## Goal
Set the listing down unchanged, minus every embedded image.

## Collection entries
* * * * * * *

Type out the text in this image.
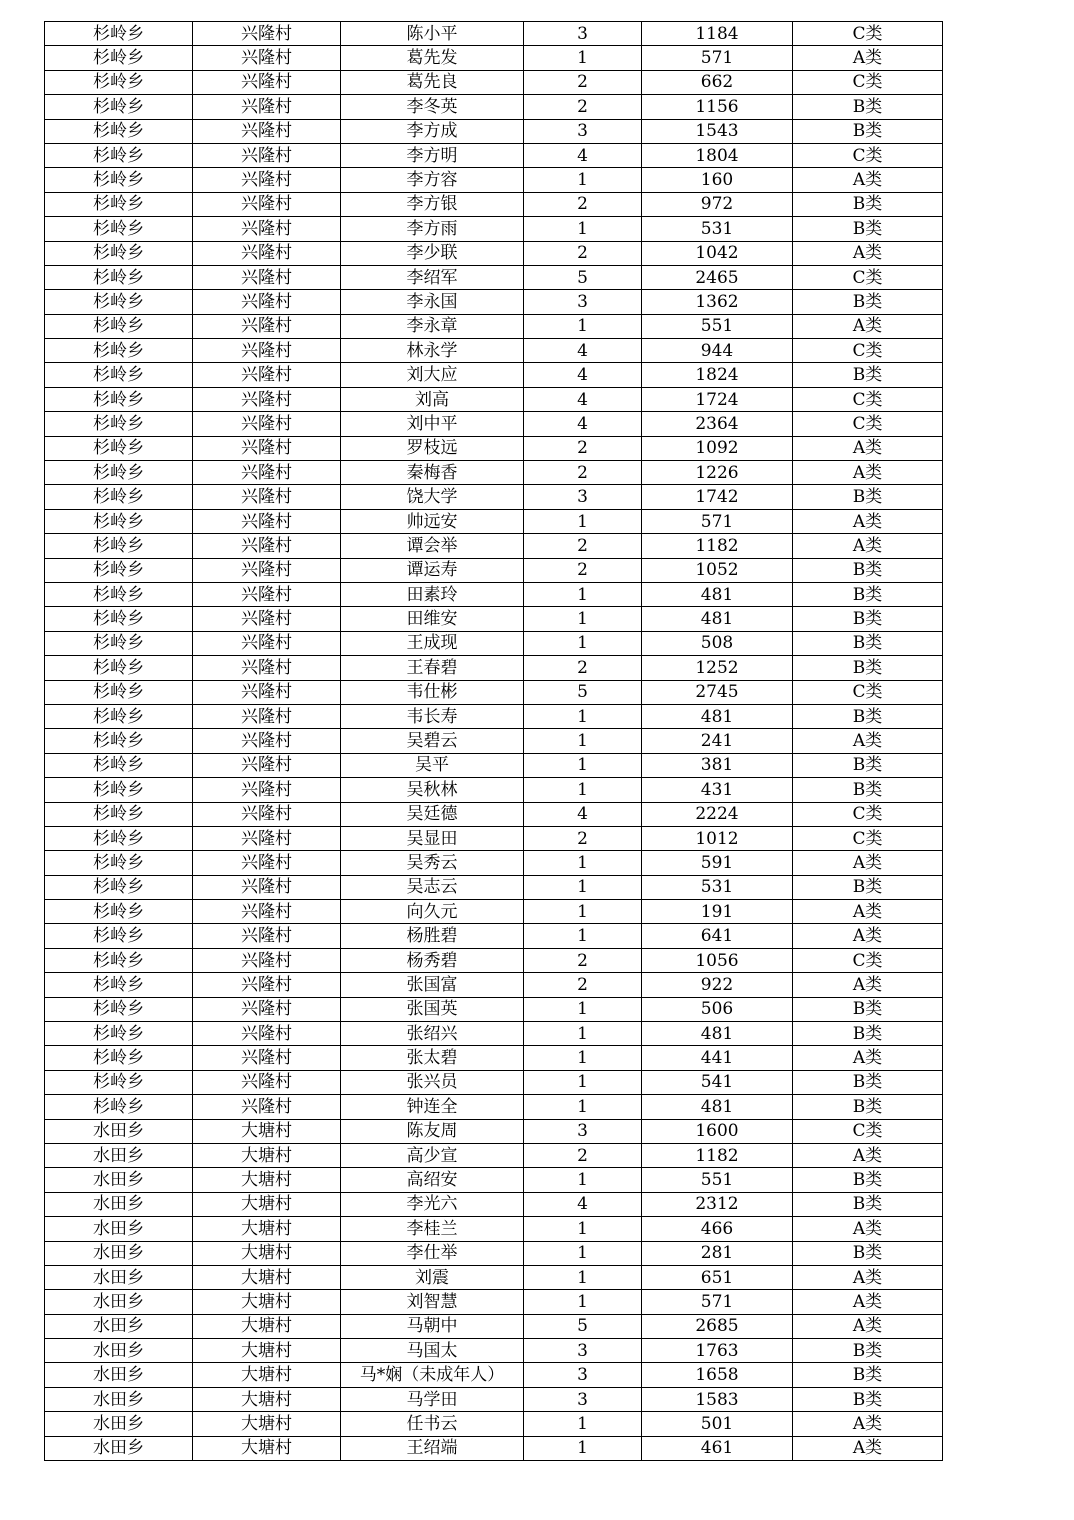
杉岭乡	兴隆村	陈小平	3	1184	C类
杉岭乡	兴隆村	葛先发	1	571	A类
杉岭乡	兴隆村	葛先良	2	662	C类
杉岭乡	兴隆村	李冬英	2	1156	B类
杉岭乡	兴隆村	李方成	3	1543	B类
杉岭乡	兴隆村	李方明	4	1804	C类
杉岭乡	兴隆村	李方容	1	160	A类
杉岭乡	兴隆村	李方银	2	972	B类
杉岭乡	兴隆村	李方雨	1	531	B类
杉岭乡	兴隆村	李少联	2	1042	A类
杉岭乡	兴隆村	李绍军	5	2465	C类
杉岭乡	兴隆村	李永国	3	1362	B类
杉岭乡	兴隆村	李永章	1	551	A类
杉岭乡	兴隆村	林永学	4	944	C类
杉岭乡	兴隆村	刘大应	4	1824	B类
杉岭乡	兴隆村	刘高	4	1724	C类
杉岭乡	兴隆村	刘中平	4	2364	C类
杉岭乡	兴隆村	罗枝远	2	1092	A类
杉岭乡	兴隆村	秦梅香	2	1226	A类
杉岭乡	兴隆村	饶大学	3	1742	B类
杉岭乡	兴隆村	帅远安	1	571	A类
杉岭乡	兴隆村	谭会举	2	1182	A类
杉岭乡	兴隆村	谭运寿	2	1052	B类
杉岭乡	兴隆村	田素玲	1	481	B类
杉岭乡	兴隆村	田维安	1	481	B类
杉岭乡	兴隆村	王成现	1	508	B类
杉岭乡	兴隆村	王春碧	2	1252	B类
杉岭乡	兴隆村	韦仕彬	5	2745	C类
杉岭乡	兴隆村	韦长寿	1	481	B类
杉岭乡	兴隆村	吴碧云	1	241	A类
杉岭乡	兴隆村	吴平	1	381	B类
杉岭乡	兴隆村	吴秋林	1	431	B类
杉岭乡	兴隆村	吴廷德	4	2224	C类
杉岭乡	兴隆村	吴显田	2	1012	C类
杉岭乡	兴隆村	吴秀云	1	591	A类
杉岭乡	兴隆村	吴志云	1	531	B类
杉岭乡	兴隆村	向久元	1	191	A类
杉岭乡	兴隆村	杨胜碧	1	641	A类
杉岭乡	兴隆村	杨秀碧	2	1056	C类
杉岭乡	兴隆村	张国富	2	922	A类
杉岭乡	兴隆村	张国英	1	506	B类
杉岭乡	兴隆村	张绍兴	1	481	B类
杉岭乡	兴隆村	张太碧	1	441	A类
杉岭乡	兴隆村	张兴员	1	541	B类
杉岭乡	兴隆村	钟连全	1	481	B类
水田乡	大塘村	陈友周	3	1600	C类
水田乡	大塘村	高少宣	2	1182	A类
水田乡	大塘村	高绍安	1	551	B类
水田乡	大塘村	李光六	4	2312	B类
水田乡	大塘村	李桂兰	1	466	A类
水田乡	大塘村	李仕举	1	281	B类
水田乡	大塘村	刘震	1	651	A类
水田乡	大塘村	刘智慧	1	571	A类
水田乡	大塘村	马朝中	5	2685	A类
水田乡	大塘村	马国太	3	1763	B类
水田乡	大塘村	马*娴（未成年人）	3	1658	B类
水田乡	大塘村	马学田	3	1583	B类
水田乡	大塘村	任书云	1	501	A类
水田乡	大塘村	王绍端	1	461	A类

* * * * * * *

## The completed task
Type out the text in this image.
杉岭乡	兴隆村	陈小平	3	1184	C类
杉岭乡	兴隆村	葛先发	1	571	A类
杉岭乡	兴隆村	葛先良	2	662	C类
杉岭乡	兴隆村	李冬英	2	1156	B类
杉岭乡	兴隆村	李方成	3	1543	B类
杉岭乡	兴隆村	李方明	4	1804	C类
杉岭乡	兴隆村	李方容	1	160	A类
杉岭乡	兴隆村	李方银	2	972	B类
杉岭乡	兴隆村	李方雨	1	531	B类
杉岭乡	兴隆村	李少联	2	1042	A类
杉岭乡	兴隆村	李绍军	5	2465	C类
杉岭乡	兴隆村	李永国	3	1362	B类
杉岭乡	兴隆村	李永章	1	551	A类
杉岭乡	兴隆村	林永学	4	944	C类
杉岭乡	兴隆村	刘大应	4	1824	B类
杉岭乡	兴隆村	刘高	4	1724	C类
杉岭乡	兴隆村	刘中平	4	2364	C类
杉岭乡	兴隆村	罗枝远	2	1092	A类
杉岭乡	兴隆村	秦梅香	2	1226	A类
杉岭乡	兴隆村	饶大学	3	1742	B类
杉岭乡	兴隆村	帅远安	1	571	A类
杉岭乡	兴隆村	谭会举	2	1182	A类
杉岭乡	兴隆村	谭运寿	2	1052	B类
杉岭乡	兴隆村	田素玲	1	481	B类
杉岭乡	兴隆村	田维安	1	481	B类
杉岭乡	兴隆村	王成现	1	508	B类
杉岭乡	兴隆村	王春碧	2	1252	B类
杉岭乡	兴隆村	韦仕彬	5	2745	C类
杉岭乡	兴隆村	韦长寿	1	481	B类
杉岭乡	兴隆村	吴碧云	1	241	A类
杉岭乡	兴隆村	吴平	1	381	B类
杉岭乡	兴隆村	吴秋林	1	431	B类
杉岭乡	兴隆村	吴廷德	4	2224	C类
杉岭乡	兴隆村	吴显田	2	1012	C类
杉岭乡	兴隆村	吴秀云	1	591	A类
杉岭乡	兴隆村	吴志云	1	531	B类
杉岭乡	兴隆村	向久元	1	191	A类
杉岭乡	兴隆村	杨胜碧	1	641	A类
杉岭乡	兴隆村	杨秀碧	2	1056	C类
杉岭乡	兴隆村	张国富	2	922	A类
杉岭乡	兴隆村	张国英	1	506	B类
杉岭乡	兴隆村	张绍兴	1	481	B类
杉岭乡	兴隆村	张太碧	1	441	A类
杉岭乡	兴隆村	张兴员	1	541	B类
杉岭乡	兴隆村	钟连全	1	481	B类
水田乡	大塘村	陈友周	3	1600	C类
水田乡	大塘村	高少宣	2	1182	A类
水田乡	大塘村	高绍安	1	551	B类
水田乡	大塘村	李光六	4	2312	B类
水田乡	大塘村	李桂兰	1	466	A类
水田乡	大塘村	李仕举	1	281	B类
水田乡	大塘村	刘震	1	651	A类
水田乡	大塘村	刘智慧	1	571	A类
水田乡	大塘村	马朝中	5	2685	A类
水田乡	大塘村	马国太	3	1763	B类
水田乡	大塘村	马*娴（未成年人）	3	1658	B类
水田乡	大塘村	马学田	3	1583	B类
水田乡	大塘村	任书云	1	501	A类
水田乡	大塘村	王绍端	1	461	A类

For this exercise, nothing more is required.